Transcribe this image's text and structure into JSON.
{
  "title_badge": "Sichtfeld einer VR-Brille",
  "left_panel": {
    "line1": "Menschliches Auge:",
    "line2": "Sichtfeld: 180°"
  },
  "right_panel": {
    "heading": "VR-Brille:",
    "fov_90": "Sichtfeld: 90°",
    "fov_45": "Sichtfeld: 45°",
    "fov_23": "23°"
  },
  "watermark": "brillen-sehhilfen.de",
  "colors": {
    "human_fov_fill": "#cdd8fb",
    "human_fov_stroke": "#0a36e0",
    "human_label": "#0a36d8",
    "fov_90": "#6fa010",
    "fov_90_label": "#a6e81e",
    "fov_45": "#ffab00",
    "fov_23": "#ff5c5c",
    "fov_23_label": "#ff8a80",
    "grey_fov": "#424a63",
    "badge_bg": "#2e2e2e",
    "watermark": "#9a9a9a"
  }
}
= = =
WORK INSTRUCTIONS: Scan the material line by line and report each one that contains "watermark".

ANSWER TO THE TASK:
  "watermark": "brillen-sehhilfen.de",
    "watermark": "#9a9a9a"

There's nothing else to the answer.